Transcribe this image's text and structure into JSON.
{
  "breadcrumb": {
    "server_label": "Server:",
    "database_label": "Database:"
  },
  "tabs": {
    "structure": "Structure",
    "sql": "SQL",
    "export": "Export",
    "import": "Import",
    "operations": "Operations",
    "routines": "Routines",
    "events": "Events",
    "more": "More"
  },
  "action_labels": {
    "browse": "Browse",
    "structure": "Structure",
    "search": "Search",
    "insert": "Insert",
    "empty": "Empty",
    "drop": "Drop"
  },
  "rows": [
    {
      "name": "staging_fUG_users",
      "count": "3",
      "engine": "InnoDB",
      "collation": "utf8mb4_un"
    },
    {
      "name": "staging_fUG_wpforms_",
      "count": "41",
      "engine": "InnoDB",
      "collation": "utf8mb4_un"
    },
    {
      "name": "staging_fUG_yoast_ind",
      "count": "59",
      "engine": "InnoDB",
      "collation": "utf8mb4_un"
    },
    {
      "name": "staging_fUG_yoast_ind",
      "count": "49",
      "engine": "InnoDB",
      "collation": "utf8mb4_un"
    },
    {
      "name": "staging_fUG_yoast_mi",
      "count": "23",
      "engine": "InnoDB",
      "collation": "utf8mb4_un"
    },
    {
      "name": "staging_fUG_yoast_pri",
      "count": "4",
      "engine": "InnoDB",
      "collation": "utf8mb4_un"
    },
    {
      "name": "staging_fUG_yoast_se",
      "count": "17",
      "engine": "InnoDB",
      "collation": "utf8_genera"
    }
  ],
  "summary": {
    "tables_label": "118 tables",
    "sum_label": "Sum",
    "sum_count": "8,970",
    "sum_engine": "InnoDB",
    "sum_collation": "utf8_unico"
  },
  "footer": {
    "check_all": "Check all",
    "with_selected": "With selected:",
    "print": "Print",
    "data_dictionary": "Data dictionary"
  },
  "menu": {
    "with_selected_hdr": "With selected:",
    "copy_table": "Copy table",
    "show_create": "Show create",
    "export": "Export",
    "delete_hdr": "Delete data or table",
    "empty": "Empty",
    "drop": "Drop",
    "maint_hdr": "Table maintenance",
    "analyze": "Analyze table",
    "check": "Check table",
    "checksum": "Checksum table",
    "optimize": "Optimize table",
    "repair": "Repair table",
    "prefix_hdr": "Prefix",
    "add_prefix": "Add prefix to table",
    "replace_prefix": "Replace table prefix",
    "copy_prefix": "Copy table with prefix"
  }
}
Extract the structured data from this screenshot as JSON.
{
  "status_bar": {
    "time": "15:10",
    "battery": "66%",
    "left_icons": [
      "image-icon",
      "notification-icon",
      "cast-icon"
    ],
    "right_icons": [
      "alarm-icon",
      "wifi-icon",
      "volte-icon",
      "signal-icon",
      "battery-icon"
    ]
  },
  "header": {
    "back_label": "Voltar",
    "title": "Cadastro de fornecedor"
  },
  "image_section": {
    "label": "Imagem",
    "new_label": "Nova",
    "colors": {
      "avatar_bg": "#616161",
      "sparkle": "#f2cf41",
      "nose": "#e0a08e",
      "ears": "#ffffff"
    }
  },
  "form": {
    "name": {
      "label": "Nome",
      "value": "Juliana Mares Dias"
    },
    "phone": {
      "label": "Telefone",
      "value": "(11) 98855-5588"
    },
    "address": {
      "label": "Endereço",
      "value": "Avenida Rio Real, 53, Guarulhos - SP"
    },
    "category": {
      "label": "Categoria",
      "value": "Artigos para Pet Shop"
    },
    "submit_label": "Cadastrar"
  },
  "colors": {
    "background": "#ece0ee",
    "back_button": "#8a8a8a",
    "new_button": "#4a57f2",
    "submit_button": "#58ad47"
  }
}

What to produce » Return every entry verbatim.

Reply »
Transcribe this image's text and structure into JSON.
{
  "breadcrumb": {
    "server_label": "Server:",
    "database_label": "Database:"
  },
  "tabs": {
    "structure": "Structure",
    "sql": "SQL",
    "export": "Export",
    "import": "Import",
    "operations": "Operations",
    "routines": "Routines",
    "events": "Events",
    "more": "More"
  },
  "action_labels": {
    "browse": "Browse",
    "structure": "Structure",
    "search": "Search",
    "insert": "Insert",
    "empty": "Empty",
    "drop": "Drop"
  },
  "rows": [
    {
      "name": "staging_fUG_users",
      "count": "3",
      "engine": "InnoDB",
      "collation": "utf8mb4_un"
    },
    {
      "name": "staging_fUG_wpforms_",
      "count": "41",
      "engine": "InnoDB",
      "collation": "utf8mb4_un"
    },
    {
      "name": "staging_fUG_yoast_ind",
      "count": "59",
      "engine": "InnoDB",
      "collation": "utf8mb4_un"
    },
    {
      "name": "staging_fUG_yoast_ind",
      "count": "49",
      "engine": "InnoDB",
      "collation": "utf8mb4_un"
    },
    {
      "name": "staging_fUG_yoast_mi",
      "count": "23",
      "engine": "InnoDB",
      "collation": "utf8mb4_un"
    },
    {
      "name": "staging_fUG_yoast_pri",
      "count": "4",
      "engine": "InnoDB",
      "collation": "utf8mb4_un"
    },
    {
      "name": "staging_fUG_yoast_se",
      "count": "17",
      "engine": "InnoDB",
      "collation": "utf8_genera"
    }
  ],
  "summary": {
    "tables_label": "118 tables",
    "sum_label": "Sum",
    "sum_count": "8,970",
    "sum_engine": "InnoDB",
    "sum_collation": "utf8_unico"
  },
  "footer": {
    "check_all": "Check all",
    "with_selected": "With selected:",
    "print": "Print",
    "data_dictionary": "Data dictionary"
  },
  "menu": {
    "with_selected_hdr": "With selected:",
    "copy_table": "Copy table",
    "show_create": "Show create",
    "export": "Export",
    "delete_hdr": "Delete data or table",
    "empty": "Empty",
    "drop": "Drop",
    "maint_hdr": "Table maintenance",
    "analyze": "Analyze table",
    "check": "Check table",
    "checksum": "Checksum table",
    "optimize": "Optimize table",
    "repair": "Repair table",
    "prefix_hdr": "Prefix",
    "add_prefix": "Add prefix to table",
    "replace_prefix": "Replace table prefix",
    "copy_prefix": "Copy table with prefix"
  }
}
Extract the structured data from this screenshot as JSON.
{
  "status_bar": {
    "time": "15:10",
    "battery": "66%",
    "left_icons": [
      "image-icon",
      "notification-icon",
      "cast-icon"
    ],
    "right_icons": [
      "alarm-icon",
      "wifi-icon",
      "volte-icon",
      "signal-icon",
      "battery-icon"
    ]
  },
  "header": {
    "back_label": "Voltar",
    "title": "Cadastro de fornecedor"
  },
  "image_section": {
    "label": "Imagem",
    "new_label": "Nova",
    "colors": {
      "avatar_bg": "#616161",
      "sparkle": "#f2cf41",
      "nose": "#e0a08e",
      "ears": "#ffffff"
    }
  },
  "form": {
    "name": {
      "label": "Nome",
      "value": "Juliana Mares Dias"
    },
    "phone": {
      "label": "Telefone",
      "value": "(11) 98855-5588"
    },
    "address": {
      "label": "Endereço",
      "value": "Avenida Rio Real, 53, Guarulhos - SP"
    },
    "category": {
      "label": "Categoria",
      "value": "Artigos para Pet Shop"
    },
    "submit_label": "Cadastrar"
  },
  "colors": {
    "background": "#ece0ee",
    "back_button": "#8a8a8a",
    "new_button": "#4a57f2",
    "submit_button": "#58ad47"
  }
}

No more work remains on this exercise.